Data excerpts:
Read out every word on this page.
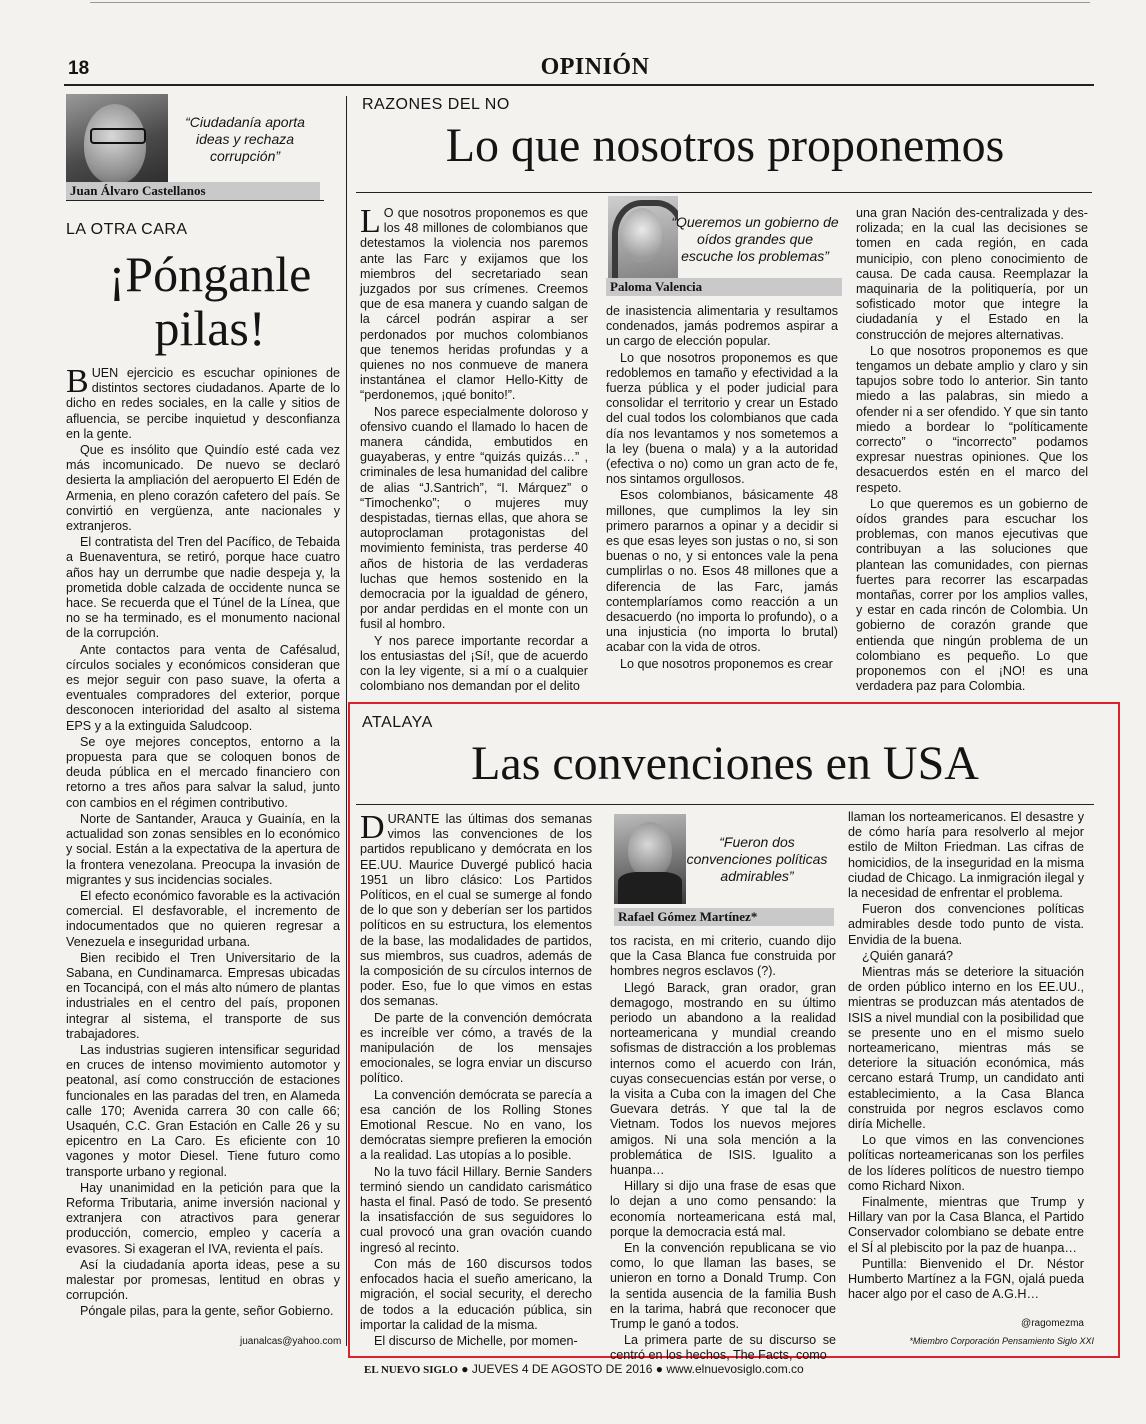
18	OPINIÓN
“Ciudadanía aporta ideas y rechaza corrupción”
Juan Álvaro Castellanos
LA OTRA CARA
¡Pónganle
pilas!

BUEN ejercicio es escuchar opiniones de distintos sectores ciudadanos. Aparte de lo dicho en redes sociales, en la calle y sitios de afluencia, se percibe inquietud y desconfianza en la gente.

Que es insólito que Quindío esté cada vez más incomunicado. De nuevo se declaró desierta la ampliación del aeropuerto El Edén de Armenia, en pleno corazón cafetero del país. Se convirtió en vergüenza, ante nacionales y extranjeros.

El contratista del Tren del Pacífico, de Tebaida a Buenaventura, se retiró, porque hace cuatro años hay un derrumbe que nadie despeja y, la prometida doble calzada de occidente nunca se hace. Se recuerda que el Túnel de la Línea, que no se ha terminado, es el monumento nacional de la corrupción.

Ante contactos para venta de Cafésalud, círculos sociales y económicos consideran que es mejor seguir con paso suave, la oferta a eventuales compradores del exterior, porque desconocen interioridad del asalto al sistema EPS y a la extinguida Saludcoop.

Se oye mejores conceptos, entorno a la propuesta para que se coloquen bonos de deuda pública en el mercado financiero con retorno a tres años para salvar la salud, junto con cambios en el régimen contributivo.

Norte de Santander, Arauca y Guainía, en la actualidad son zonas sensibles en lo económico y social. Están a la expectativa de la apertura de la frontera venezolana. Preocupa la invasión de migrantes y sus incidencias sociales.

El efecto económico favorable es la activación comercial. El desfavorable, el incremento de indocumentados que no quieren regresar a Venezuela e inseguridad urbana.

Bien recibido el Tren Universitario de la Sabana, en Cundinamarca. Empresas ubicadas en Tocancipá, con el más alto número de plantas industriales en el centro del país, proponen integrar al sistema, el transporte de sus trabajadores.

Las industrias sugieren intensificar seguridad en cruces de intenso movimiento automotor y peatonal, así como construcción de estaciones funcionales en las paradas del tren, en Alameda calle 170; Avenida carrera 30 con calle 66; Usaquén, C.C. Gran Estación en Calle 26 y su epicentro en La Caro. Es eficiente con 10 vagones y motor Diesel. Tiene futuro como transporte urbano y regional.

Hay unanimidad en la petición para que la Reforma Tributaria, anime inversión nacional y extranjera con atractivos para generar producción, comercio, empleo y cacería a evasores. Si exageran el IVA, revienta el país.

Así la ciudadanía aporta ideas, pese a su malestar por promesas, lentitud en obras y corrupción.

Póngale pilas, para la gente, señor Gobierno.

juanalcas@yahoo.com
RAZONES DEL NO
Lo que nosotros proponemos

L O que nosotros proponemos es que los 48 millones de colombianos que detestamos la violencia nos paremos ante las Farc y exijamos que los miembros del secretariado sean juzgados por sus crímenes. Creemos que de esa manera y cuando salgan de la cárcel podrán aspirar a ser perdonados por muchos colombianos que tenemos heridas profundas y a quienes no nos conmueve de manera instantánea el clamor Hello-Kitty de “perdonemos, ¡qué bonito!”.

Nos parece especialmente doloroso y ofensivo cuando el llamado lo hacen de manera cándida, embutidos en guayaberas, y entre “quizás quizás…” , criminales de lesa humanidad del calibre de alias “J.Santrich”, “I. Márquez” o “Timochenko”; o mujeres muy despistadas, tiernas ellas, que ahora se autoproclaman protagonistas del movimiento feminista, tras perderse 40 años de historia de las verdaderas luchas que hemos sostenido en la democracia por la igualdad de género, por andar perdidas en el monte con un fusil al hombro.

Y nos parece importante recordar a los entusiastas del ¡Sí!, que de acuerdo con la ley vigente, si a mí o a cualquier colombiano nos demandan por el delito

“Queremos un gobierno de oídos grandes que escuche los problemas”
Paloma Valencia

de inasistencia alimentaria y resultamos condenados, jamás podremos aspirar a un cargo de elección popular.

Lo que nosotros proponemos es que redoblemos en tamaño y efectividad a la fuerza pública y el poder judicial para consolidar el territorio y crear un Estado del cual todos los colombianos que cada día nos levantamos y nos sometemos a la ley (buena o mala) y a la autoridad (efectiva o no) como un gran acto de fe, nos sintamos orgullosos.

Esos colombianos, básicamente 48 millones, que cumplimos la ley sin primero pararnos a opinar y a decidir si es que esas leyes son justas o no, si son buenas o no, y si entonces vale la pena cumplirlas o no. Esos 48 millones que a diferencia de las Farc, jamás contemplaríamos como reacción a un desacuerdo (no importa lo profundo), o a una injusticia (no importa lo brutal) acabar con la vida de otros.

Lo que nosotros proponemos es crear

una gran Nación des-centralizada y des-rolizada; en la cual las decisiones se tomen en cada región, en cada municipio, con pleno conocimiento de causa. De cada causa. Reemplazar la maquinaria de la politiquería, por un sofisticado motor que integre la ciudadanía y el Estado en la construcción de mejores alternativas.

Lo que nosotros proponemos es que tengamos un debate amplio y claro y sin tapujos sobre todo lo anterior. Sin tanto miedo a las palabras, sin miedo a ofender ni a ser ofendido. Y que sin tanto miedo a bordear lo “políticamente correcto” o “incorrecto” podamos expresar nuestras opiniones. Que los desacuerdos estén en el marco del respeto.

Lo que queremos es un gobierno de oídos grandes para escuchar los problemas, con manos ejecutivas que contribuyan a las soluciones que plantean las comunidades, con piernas fuertes para recorrer las escarpadas montañas, correr por los amplios valles, y estar en cada rincón de Colombia. Un gobierno de corazón grande que entienda que ningún problema de un colombiano es pequeño. Lo que proponemos con el ¡NO! es una verdadera paz para Colombia.

ATALAYA
Las convenciones en USA

DURANTE las últimas dos semanas vimos las convenciones de los partidos republicano y demócrata en los EE.UU. Maurice Duvergé publicó hacia 1951 un libro clásico: Los Partidos Políticos, en el cual se sumerge al fondo de lo que son y deberían ser los partidos políticos en su estructura, los elementos de la base, las modalidades de partidos, sus miembros, sus cuadros, además de la composición de su círculos internos de poder. Eso, fue lo que vimos en estas dos semanas.

De parte de la convención demócrata es increíble ver cómo, a través de la manipulación de los mensajes emocionales, se logra enviar un discurso político.

La convención demócrata se parecía a esa canción de los Rolling Stones Emotional Rescue. No en vano, los demócratas siempre prefieren la emoción a la realidad. Las utopías a lo posible.

No la tuvo fácil Hillary. Bernie Sanders terminó siendo un candidato carismático hasta el final. Pasó de todo. Se presentó la insatisfacción de sus seguidores lo cual provocó una gran ovación cuando ingresó al recinto.

Con más de 160 discursos todos enfocados hacia el sueño americano, la migración, el social security, el derecho de todos a la educación pública, sin importar la calidad de la misma.

El discurso de Michelle, por momen-

“Fueron dos convenciones políticas admirables”
Rafael Gómez Martínez*

tos racista, en mi criterio, cuando dijo que la Casa Blanca fue construida por hombres negros esclavos (?).

Llegó Barack, gran orador, gran demagogo, mostrando en su último periodo un abandono a la realidad norteamericana y mundial creando sofismas de distracción a los problemas internos como el acuerdo con Irán, cuyas consecuencias están por verse, o la visita a Cuba con la imagen del Che Guevara detrás. Y que tal la de Vietnam. Todos los nuevos mejores amigos. Ni una sola mención a la problemática de ISIS. Igualito a huanpa…

Hillary si dijo una frase de esas que lo dejan a uno como pensando: la economía norteamericana está mal, porque la democracia está mal.

En la convención republicana se vio como, lo que llaman las bases, se unieron en torno a Donald Trump. Con la sentida ausencia de la familia Bush en la tarima, habrá que reconocer que Trump le ganó a todos.

La primera parte de su discurso se centró en los hechos, The Facts, como

llaman los norteamericanos. El desastre y de cómo haría para resolverlo al mejor estilo de Milton Friedman. Las cifras de homicidios, de la inseguridad en la misma ciudad de Chicago. La inmigración ilegal y la necesidad de enfrentar el problema.

Fueron dos convenciones políticas admirables desde todo punto de vista. Envidia de la buena.

¿Quién ganará?

Mientras más se deteriore la situación de orden público interno en los EE.UU., mientras se produzcan más atentados de ISIS a nivel mundial con la posibilidad que se presente uno en el mismo suelo norteamericano, mientras más se deteriore la situación económica, más cercano estará Trump, un candidato anti establecimiento, a la Casa Blanca construida por negros esclavos como diría Michelle.

Lo que vimos en las convenciones políticas norteamericanas son los perfiles de los líderes políticos de nuestro tiempo como Richard Nixon.

Finalmente, mientras que Trump y Hillary van por la Casa Blanca, el Partido Conservador colombiano se debate entre el SÍ al plebiscito por la paz de huanpa…

Puntilla: Bienvenido el Dr. Néstor Humberto Martínez a la FGN, ojalá pueda hacer algo por el caso de A.G.H…

@ragomezma
*Miembro Corporación Pensamiento Siglo XXI
EL NUEVO SIGLO ● JUEVES 4 DE AGOSTO DE 2016 ● www.elnuevosiglo.com.co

**TO BE DONE:** Show every line of the records above that contains the word "construida".

**COMPLETE OUTPUT:**
tos racista, en mi criterio, cuando dijo que la Casa Blanca fue construida por hombres negros esclavos (?).
Mientras más se deteriore la situación de orden público interno en los EE.UU., mientras se produzcan más atentados de ISIS a nivel mundial con la posibilidad que se presente uno en el mismo suelo norteamericano, mientras más se deteriore la situación económica, más cercano estará Trump, un candidato anti establecimiento, a la Casa Blanca construida por negros esclavos como diría Michelle.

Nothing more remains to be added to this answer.